— BEGIN DATASET EXTRACT —
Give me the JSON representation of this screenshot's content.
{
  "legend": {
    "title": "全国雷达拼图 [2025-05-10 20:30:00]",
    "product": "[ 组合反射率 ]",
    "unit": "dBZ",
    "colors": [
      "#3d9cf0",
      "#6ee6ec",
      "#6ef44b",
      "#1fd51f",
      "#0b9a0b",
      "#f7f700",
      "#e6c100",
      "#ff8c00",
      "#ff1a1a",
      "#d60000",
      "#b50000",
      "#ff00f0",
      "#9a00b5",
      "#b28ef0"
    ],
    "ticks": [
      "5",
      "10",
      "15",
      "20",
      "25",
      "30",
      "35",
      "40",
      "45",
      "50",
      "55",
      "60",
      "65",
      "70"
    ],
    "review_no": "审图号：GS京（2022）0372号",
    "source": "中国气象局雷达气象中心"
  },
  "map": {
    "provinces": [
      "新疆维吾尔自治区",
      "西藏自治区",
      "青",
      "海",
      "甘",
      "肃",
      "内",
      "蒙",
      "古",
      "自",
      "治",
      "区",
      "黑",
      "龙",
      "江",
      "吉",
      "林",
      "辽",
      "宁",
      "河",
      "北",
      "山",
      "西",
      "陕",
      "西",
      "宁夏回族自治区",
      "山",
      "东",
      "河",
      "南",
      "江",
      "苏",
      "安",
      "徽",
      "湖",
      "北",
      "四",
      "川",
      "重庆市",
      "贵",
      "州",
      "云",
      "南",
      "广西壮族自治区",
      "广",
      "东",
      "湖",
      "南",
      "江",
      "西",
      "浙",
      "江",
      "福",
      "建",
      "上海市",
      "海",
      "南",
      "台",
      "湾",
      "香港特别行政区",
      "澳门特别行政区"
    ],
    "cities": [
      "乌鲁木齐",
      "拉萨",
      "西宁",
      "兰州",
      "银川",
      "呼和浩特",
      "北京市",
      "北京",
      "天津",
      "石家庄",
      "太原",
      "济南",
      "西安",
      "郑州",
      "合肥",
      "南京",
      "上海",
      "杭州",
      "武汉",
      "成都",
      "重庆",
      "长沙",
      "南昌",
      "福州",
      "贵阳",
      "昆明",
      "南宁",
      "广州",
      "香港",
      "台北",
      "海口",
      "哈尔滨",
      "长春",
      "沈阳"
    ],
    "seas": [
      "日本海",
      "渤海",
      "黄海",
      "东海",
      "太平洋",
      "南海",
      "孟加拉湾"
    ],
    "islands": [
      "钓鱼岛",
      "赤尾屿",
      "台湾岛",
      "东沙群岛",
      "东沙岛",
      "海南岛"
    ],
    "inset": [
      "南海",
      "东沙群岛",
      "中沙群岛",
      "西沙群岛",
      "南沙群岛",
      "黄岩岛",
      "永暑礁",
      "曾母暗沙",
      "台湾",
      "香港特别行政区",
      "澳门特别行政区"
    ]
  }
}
— END DATASET EXTRACT —
Return the full listing, character for character.

Give me the JSON representation of this screenshot's content.
{
  "legend": {
    "title": "全国雷达拼图 [2025-05-10 20:30:00]",
    "product": "[ 组合反射率 ]",
    "unit": "dBZ",
    "colors": [
      "#3d9cf0",
      "#6ee6ec",
      "#6ef44b",
      "#1fd51f",
      "#0b9a0b",
      "#f7f700",
      "#e6c100",
      "#ff8c00",
      "#ff1a1a",
      "#d60000",
      "#b50000",
      "#ff00f0",
      "#9a00b5",
      "#b28ef0"
    ],
    "ticks": [
      "5",
      "10",
      "15",
      "20",
      "25",
      "30",
      "35",
      "40",
      "45",
      "50",
      "55",
      "60",
      "65",
      "70"
    ],
    "review_no": "审图号：GS京（2022）0372号",
    "source": "中国气象局雷达气象中心"
  },
  "map": {
    "provinces": [
      "新疆维吾尔自治区",
      "西藏自治区",
      "青",
      "海",
      "甘",
      "肃",
      "内",
      "蒙",
      "古",
      "自",
      "治",
      "区",
      "黑",
      "龙",
      "江",
      "吉",
      "林",
      "辽",
      "宁",
      "河",
      "北",
      "山",
      "西",
      "陕",
      "西",
      "宁夏回族自治区",
      "山",
      "东",
      "河",
      "南",
      "江",
      "苏",
      "安",
      "徽",
      "湖",
      "北",
      "四",
      "川",
      "重庆市",
      "贵",
      "州",
      "云",
      "南",
      "广西壮族自治区",
      "广",
      "东",
      "湖",
      "南",
      "江",
      "西",
      "浙",
      "江",
      "福",
      "建",
      "上海市",
      "海",
      "南",
      "台",
      "湾",
      "香港特别行政区",
      "澳门特别行政区"
    ],
    "cities": [
      "乌鲁木齐",
      "拉萨",
      "西宁",
      "兰州",
      "银川",
      "呼和浩特",
      "北京市",
      "北京",
      "天津",
      "石家庄",
      "太原",
      "济南",
      "西安",
      "郑州",
      "合肥",
      "南京",
      "上海",
      "杭州",
      "武汉",
      "成都",
      "重庆",
      "长沙",
      "南昌",
      "福州",
      "贵阳",
      "昆明",
      "南宁",
      "广州",
      "香港",
      "台北",
      "海口",
      "哈尔滨",
      "长春",
      "沈阳"
    ],
    "seas": [
      "日本海",
      "渤海",
      "黄海",
      "东海",
      "太平洋",
      "南海",
      "孟加拉湾"
    ],
    "islands": [
      "钓鱼岛",
      "赤尾屿",
      "台湾岛",
      "东沙群岛",
      "东沙岛",
      "海南岛"
    ],
    "inset": [
      "南海",
      "东沙群岛",
      "中沙群岛",
      "西沙群岛",
      "南沙群岛",
      "黄岩岛",
      "永暑礁",
      "曾母暗沙",
      "台湾",
      "香港特别行政区",
      "澳门特别行政区"
    ]
  }
}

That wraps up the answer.